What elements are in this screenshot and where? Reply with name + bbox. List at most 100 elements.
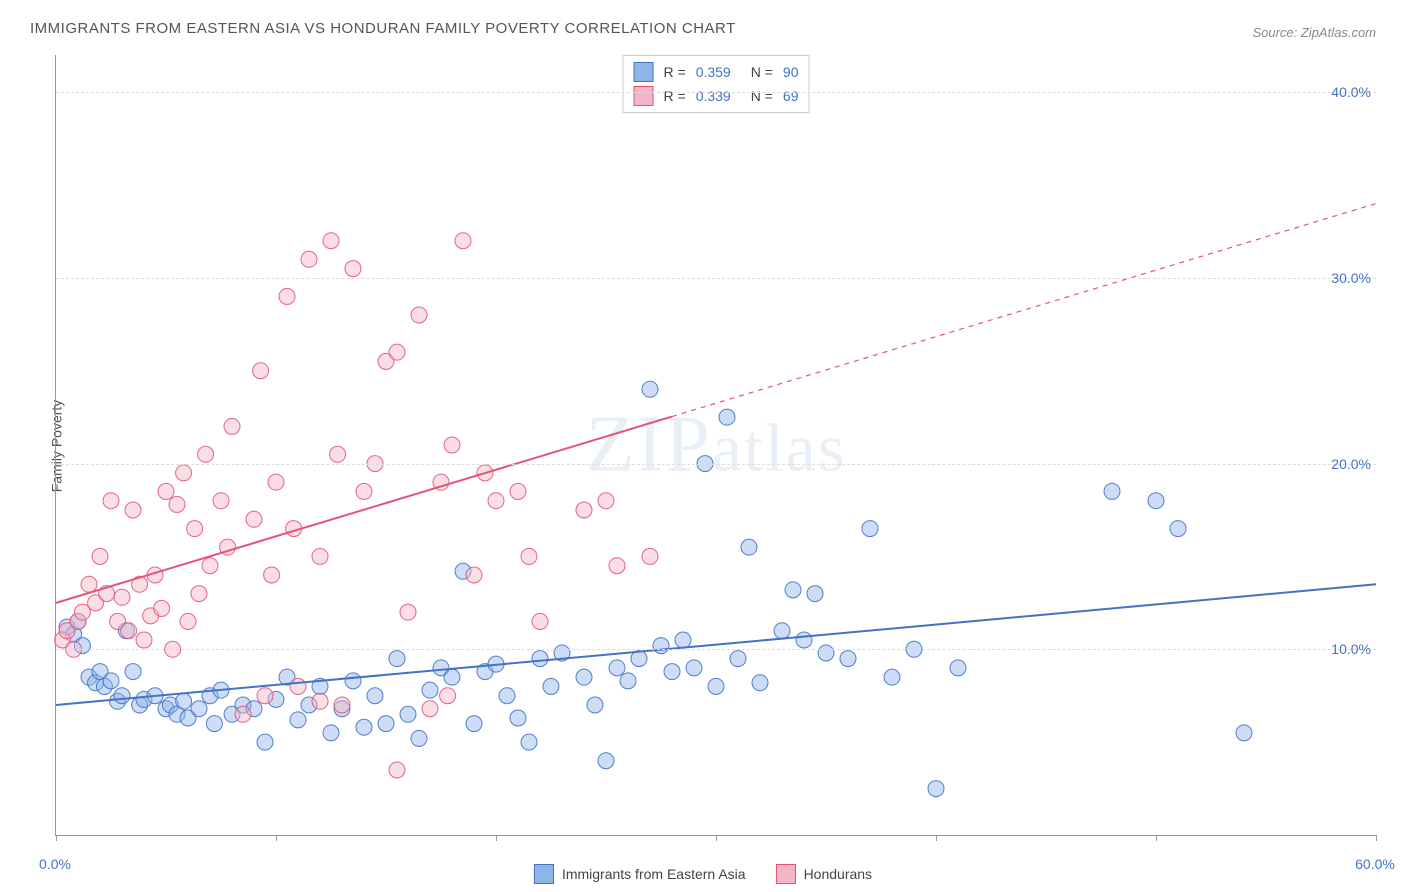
scatter-point — [741, 539, 757, 555]
scatter-point — [378, 716, 394, 732]
scatter-point — [510, 483, 526, 499]
scatter-point — [246, 511, 262, 527]
y-tick-label: 20.0% — [1331, 456, 1371, 472]
scatter-point — [686, 660, 702, 676]
scatter-point — [444, 669, 460, 685]
source-attribution: Source: ZipAtlas.com — [1252, 25, 1376, 40]
scatter-point — [488, 493, 504, 509]
scatter-point — [92, 548, 108, 564]
series-legend: Immigrants from Eastern Asia Hondurans — [534, 864, 872, 884]
scatter-point — [136, 632, 152, 648]
scatter-point — [187, 521, 203, 537]
y-tick-label: 30.0% — [1331, 270, 1371, 286]
scatter-point — [818, 645, 834, 661]
scatter-point — [609, 558, 625, 574]
scatter-point — [191, 701, 207, 717]
scatter-point — [543, 678, 559, 694]
scatter-point — [752, 675, 768, 691]
scatter-point — [719, 409, 735, 425]
scatter-plot-svg — [56, 55, 1376, 835]
scatter-point — [521, 734, 537, 750]
scatter-point — [466, 567, 482, 583]
scatter-point — [1236, 725, 1252, 741]
scatter-point — [675, 632, 691, 648]
scatter-point — [840, 651, 856, 667]
scatter-point — [785, 582, 801, 598]
scatter-point — [422, 701, 438, 717]
scatter-point — [884, 669, 900, 685]
trend-line-extrapolated — [672, 204, 1376, 417]
scatter-point — [224, 418, 240, 434]
scatter-point — [774, 623, 790, 639]
scatter-point — [400, 604, 416, 620]
y-tick-label: 10.0% — [1331, 641, 1371, 657]
scatter-point — [330, 446, 346, 462]
scatter-point — [301, 251, 317, 267]
scatter-point — [334, 697, 350, 713]
scatter-point — [389, 651, 405, 667]
scatter-point — [356, 483, 372, 499]
scatter-point — [576, 669, 592, 685]
scatter-point — [180, 613, 196, 629]
scatter-point — [400, 706, 416, 722]
swatch-series-2 — [776, 864, 796, 884]
scatter-point — [323, 725, 339, 741]
scatter-point — [268, 474, 284, 490]
scatter-point — [154, 600, 170, 616]
scatter-point — [642, 381, 658, 397]
legend-item-1: Immigrants from Eastern Asia — [534, 864, 746, 884]
swatch-series-1 — [534, 864, 554, 884]
scatter-point — [198, 446, 214, 462]
scatter-point — [202, 558, 218, 574]
scatter-point — [411, 307, 427, 323]
scatter-point — [1148, 493, 1164, 509]
scatter-point — [114, 589, 130, 605]
scatter-point — [532, 651, 548, 667]
scatter-point — [312, 693, 328, 709]
scatter-point — [279, 288, 295, 304]
scatter-point — [499, 688, 515, 704]
scatter-point — [862, 521, 878, 537]
scatter-point — [422, 682, 438, 698]
scatter-point — [290, 678, 306, 694]
scatter-point — [576, 502, 592, 518]
scatter-point — [1170, 521, 1186, 537]
scatter-point — [389, 762, 405, 778]
scatter-point — [257, 688, 273, 704]
scatter-point — [950, 660, 966, 676]
scatter-point — [440, 688, 456, 704]
scatter-point — [312, 548, 328, 564]
scatter-point — [730, 651, 746, 667]
scatter-point — [213, 493, 229, 509]
x-tick-label-max: 60.0% — [1355, 856, 1395, 872]
scatter-point — [253, 363, 269, 379]
scatter-point — [642, 548, 658, 564]
scatter-point — [290, 712, 306, 728]
legend-label-2: Hondurans — [804, 866, 873, 882]
scatter-point — [664, 664, 680, 680]
y-tick-label: 40.0% — [1331, 84, 1371, 100]
scatter-point — [125, 664, 141, 680]
scatter-point — [796, 632, 812, 648]
scatter-point — [356, 719, 372, 735]
scatter-point — [264, 567, 280, 583]
scatter-point — [257, 734, 273, 750]
scatter-point — [81, 576, 97, 592]
scatter-point — [807, 586, 823, 602]
scatter-point — [235, 706, 251, 722]
scatter-point — [345, 673, 361, 689]
scatter-point — [1104, 483, 1120, 499]
scatter-point — [121, 623, 137, 639]
scatter-point — [206, 716, 222, 732]
scatter-point — [345, 261, 361, 277]
scatter-point — [928, 781, 944, 797]
legend-item-2: Hondurans — [776, 864, 873, 884]
scatter-point — [521, 548, 537, 564]
legend-label-1: Immigrants from Eastern Asia — [562, 866, 746, 882]
scatter-point — [411, 730, 427, 746]
scatter-point — [176, 693, 192, 709]
scatter-point — [598, 493, 614, 509]
plot-area: ZIPatlas R = 0.359 N = 90 R = 0.339 N = … — [55, 55, 1376, 836]
scatter-point — [532, 613, 548, 629]
scatter-point — [367, 688, 383, 704]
|---|
- **GOAL**: Print the lines of the material starting at the line that contains "scatter-point — [741, 539, 757, 555]" and ending at the line that contains "scatter-point — [774, 623, 790, 639]", both included, with no changes.

- **SOLUTION TO THE PROBLEM**:
scatter-point — [741, 539, 757, 555]
scatter-point — [378, 716, 394, 732]
scatter-point — [510, 483, 526, 499]
scatter-point — [246, 511, 262, 527]
y-tick-label: 20.0% — [1331, 456, 1371, 472]
scatter-point — [686, 660, 702, 676]
scatter-point — [444, 669, 460, 685]
source-attribution: Source: ZipAtlas.com — [1252, 25, 1376, 40]
scatter-point — [488, 493, 504, 509]
scatter-point — [92, 548, 108, 564]
series-legend: Immigrants from Eastern Asia Hondurans — [534, 864, 872, 884]
scatter-point — [136, 632, 152, 648]
scatter-point — [187, 521, 203, 537]
y-tick-label: 30.0% — [1331, 270, 1371, 286]
scatter-point — [818, 645, 834, 661]
scatter-point — [609, 558, 625, 574]
scatter-point — [191, 701, 207, 717]
scatter-point — [543, 678, 559, 694]
scatter-point — [752, 675, 768, 691]
scatter-point — [719, 409, 735, 425]
scatter-plot-svg — [56, 55, 1376, 835]
scatter-point — [521, 734, 537, 750]
scatter-point — [466, 567, 482, 583]
scatter-point — [1236, 725, 1252, 741]
scatter-point — [675, 632, 691, 648]
scatter-point — [840, 651, 856, 667]
scatter-point — [785, 582, 801, 598]
scatter-point — [422, 701, 438, 717]
scatter-point — [884, 669, 900, 685]
trend-line-extrapolated — [672, 204, 1376, 417]
scatter-point — [224, 418, 240, 434]
scatter-point — [774, 623, 790, 639]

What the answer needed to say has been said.